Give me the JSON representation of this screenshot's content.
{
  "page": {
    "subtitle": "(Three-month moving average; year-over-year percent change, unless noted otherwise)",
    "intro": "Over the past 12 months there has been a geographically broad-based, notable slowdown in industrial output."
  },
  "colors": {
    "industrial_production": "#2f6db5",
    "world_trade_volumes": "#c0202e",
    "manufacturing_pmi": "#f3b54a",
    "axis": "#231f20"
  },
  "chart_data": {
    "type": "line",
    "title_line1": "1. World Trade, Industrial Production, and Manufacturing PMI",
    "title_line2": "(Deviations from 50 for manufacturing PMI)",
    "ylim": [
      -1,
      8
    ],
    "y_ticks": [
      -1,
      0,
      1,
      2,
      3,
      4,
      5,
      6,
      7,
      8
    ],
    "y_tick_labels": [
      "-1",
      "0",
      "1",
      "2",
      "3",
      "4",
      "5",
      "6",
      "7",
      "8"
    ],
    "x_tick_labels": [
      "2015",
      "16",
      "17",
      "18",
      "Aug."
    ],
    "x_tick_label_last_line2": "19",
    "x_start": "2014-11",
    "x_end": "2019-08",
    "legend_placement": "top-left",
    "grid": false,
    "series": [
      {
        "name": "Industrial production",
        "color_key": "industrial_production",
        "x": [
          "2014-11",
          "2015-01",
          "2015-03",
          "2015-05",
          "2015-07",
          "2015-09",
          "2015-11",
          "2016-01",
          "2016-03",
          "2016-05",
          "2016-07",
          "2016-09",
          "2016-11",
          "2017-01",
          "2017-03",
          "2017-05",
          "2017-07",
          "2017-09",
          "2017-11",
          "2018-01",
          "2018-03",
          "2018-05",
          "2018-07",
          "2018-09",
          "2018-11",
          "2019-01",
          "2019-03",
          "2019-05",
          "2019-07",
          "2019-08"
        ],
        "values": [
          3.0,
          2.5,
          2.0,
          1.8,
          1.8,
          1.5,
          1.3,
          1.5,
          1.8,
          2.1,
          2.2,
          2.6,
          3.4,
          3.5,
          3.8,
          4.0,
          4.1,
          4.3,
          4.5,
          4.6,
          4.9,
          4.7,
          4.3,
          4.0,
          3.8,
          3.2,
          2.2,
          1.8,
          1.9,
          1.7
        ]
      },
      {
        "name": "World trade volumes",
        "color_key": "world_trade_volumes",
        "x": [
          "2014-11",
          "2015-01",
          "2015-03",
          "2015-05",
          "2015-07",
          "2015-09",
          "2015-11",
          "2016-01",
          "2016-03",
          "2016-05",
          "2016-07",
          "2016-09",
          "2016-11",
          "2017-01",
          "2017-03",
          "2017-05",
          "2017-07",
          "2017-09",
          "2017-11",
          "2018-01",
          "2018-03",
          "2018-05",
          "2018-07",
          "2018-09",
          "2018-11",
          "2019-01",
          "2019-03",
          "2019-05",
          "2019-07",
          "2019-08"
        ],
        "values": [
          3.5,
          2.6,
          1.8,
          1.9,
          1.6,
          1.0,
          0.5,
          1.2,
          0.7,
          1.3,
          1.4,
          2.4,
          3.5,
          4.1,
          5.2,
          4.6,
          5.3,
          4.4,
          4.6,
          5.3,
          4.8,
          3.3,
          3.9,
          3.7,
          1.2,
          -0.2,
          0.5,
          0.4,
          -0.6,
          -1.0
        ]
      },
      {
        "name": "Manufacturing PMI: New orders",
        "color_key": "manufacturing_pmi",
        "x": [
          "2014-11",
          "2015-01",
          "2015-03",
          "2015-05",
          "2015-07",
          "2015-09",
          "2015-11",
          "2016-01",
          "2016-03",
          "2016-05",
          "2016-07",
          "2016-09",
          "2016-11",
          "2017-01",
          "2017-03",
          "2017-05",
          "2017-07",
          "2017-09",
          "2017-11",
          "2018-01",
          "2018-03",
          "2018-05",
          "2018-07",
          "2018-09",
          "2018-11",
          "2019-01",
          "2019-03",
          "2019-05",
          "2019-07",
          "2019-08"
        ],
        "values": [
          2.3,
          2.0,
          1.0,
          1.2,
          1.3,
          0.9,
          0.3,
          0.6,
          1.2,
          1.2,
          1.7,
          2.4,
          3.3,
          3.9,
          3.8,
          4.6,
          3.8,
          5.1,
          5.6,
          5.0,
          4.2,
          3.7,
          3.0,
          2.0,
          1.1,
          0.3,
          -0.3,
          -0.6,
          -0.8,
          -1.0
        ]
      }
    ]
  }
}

Task
Without omitting anything, output the entries exactly.

Right answer
Give me the JSON representation of this screenshot's content.
{
  "page": {
    "subtitle": "(Three-month moving average; year-over-year percent change, unless noted otherwise)",
    "intro": "Over the past 12 months there has been a geographically broad-based, notable slowdown in industrial output."
  },
  "colors": {
    "industrial_production": "#2f6db5",
    "world_trade_volumes": "#c0202e",
    "manufacturing_pmi": "#f3b54a",
    "axis": "#231f20"
  },
  "chart_data": {
    "type": "line",
    "title_line1": "1. World Trade, Industrial Production, and Manufacturing PMI",
    "title_line2": "(Deviations from 50 for manufacturing PMI)",
    "ylim": [
      -1,
      8
    ],
    "y_ticks": [
      -1,
      0,
      1,
      2,
      3,
      4,
      5,
      6,
      7,
      8
    ],
    "y_tick_labels": [
      "-1",
      "0",
      "1",
      "2",
      "3",
      "4",
      "5",
      "6",
      "7",
      "8"
    ],
    "x_tick_labels": [
      "2015",
      "16",
      "17",
      "18",
      "Aug."
    ],
    "x_tick_label_last_line2": "19",
    "x_start": "2014-11",
    "x_end": "2019-08",
    "legend_placement": "top-left",
    "grid": false,
    "series": [
      {
        "name": "Industrial production",
        "color_key": "industrial_production",
        "x": [
          "2014-11",
          "2015-01",
          "2015-03",
          "2015-05",
          "2015-07",
          "2015-09",
          "2015-11",
          "2016-01",
          "2016-03",
          "2016-05",
          "2016-07",
          "2016-09",
          "2016-11",
          "2017-01",
          "2017-03",
          "2017-05",
          "2017-07",
          "2017-09",
          "2017-11",
          "2018-01",
          "2018-03",
          "2018-05",
          "2018-07",
          "2018-09",
          "2018-11",
          "2019-01",
          "2019-03",
          "2019-05",
          "2019-07",
          "2019-08"
        ],
        "values": [
          3.0,
          2.5,
          2.0,
          1.8,
          1.8,
          1.5,
          1.3,
          1.5,
          1.8,
          2.1,
          2.2,
          2.6,
          3.4,
          3.5,
          3.8,
          4.0,
          4.1,
          4.3,
          4.5,
          4.6,
          4.9,
          4.7,
          4.3,
          4.0,
          3.8,
          3.2,
          2.2,
          1.8,
          1.9,
          1.7
        ]
      },
      {
        "name": "World trade volumes",
        "color_key": "world_trade_volumes",
        "x": [
          "2014-11",
          "2015-01",
          "2015-03",
          "2015-05",
          "2015-07",
          "2015-09",
          "2015-11",
          "2016-01",
          "2016-03",
          "2016-05",
          "2016-07",
          "2016-09",
          "2016-11",
          "2017-01",
          "2017-03",
          "2017-05",
          "2017-07",
          "2017-09",
          "2017-11",
          "2018-01",
          "2018-03",
          "2018-05",
          "2018-07",
          "2018-09",
          "2018-11",
          "2019-01",
          "2019-03",
          "2019-05",
          "2019-07",
          "2019-08"
        ],
        "values": [
          3.5,
          2.6,
          1.8,
          1.9,
          1.6,
          1.0,
          0.5,
          1.2,
          0.7,
          1.3,
          1.4,
          2.4,
          3.5,
          4.1,
          5.2,
          4.6,
          5.3,
          4.4,
          4.6,
          5.3,
          4.8,
          3.3,
          3.9,
          3.7,
          1.2,
          -0.2,
          0.5,
          0.4,
          -0.6,
          -1.0
        ]
      },
      {
        "name": "Manufacturing PMI: New orders",
        "color_key": "manufacturing_pmi",
        "x": [
          "2014-11",
          "2015-01",
          "2015-03",
          "2015-05",
          "2015-07",
          "2015-09",
          "2015-11",
          "2016-01",
          "2016-03",
          "2016-05",
          "2016-07",
          "2016-09",
          "2016-11",
          "2017-01",
          "2017-03",
          "2017-05",
          "2017-07",
          "2017-09",
          "2017-11",
          "2018-01",
          "2018-03",
          "2018-05",
          "2018-07",
          "2018-09",
          "2018-11",
          "2019-01",
          "2019-03",
          "2019-05",
          "2019-07",
          "2019-08"
        ],
        "values": [
          2.3,
          2.0,
          1.0,
          1.2,
          1.3,
          0.9,
          0.3,
          0.6,
          1.2,
          1.2,
          1.7,
          2.4,
          3.3,
          3.9,
          3.8,
          4.6,
          3.8,
          5.1,
          5.6,
          5.0,
          4.2,
          3.7,
          3.0,
          2.0,
          1.1,
          0.3,
          -0.3,
          -0.6,
          -0.8,
          -1.0
        ]
      }
    ]
  }
}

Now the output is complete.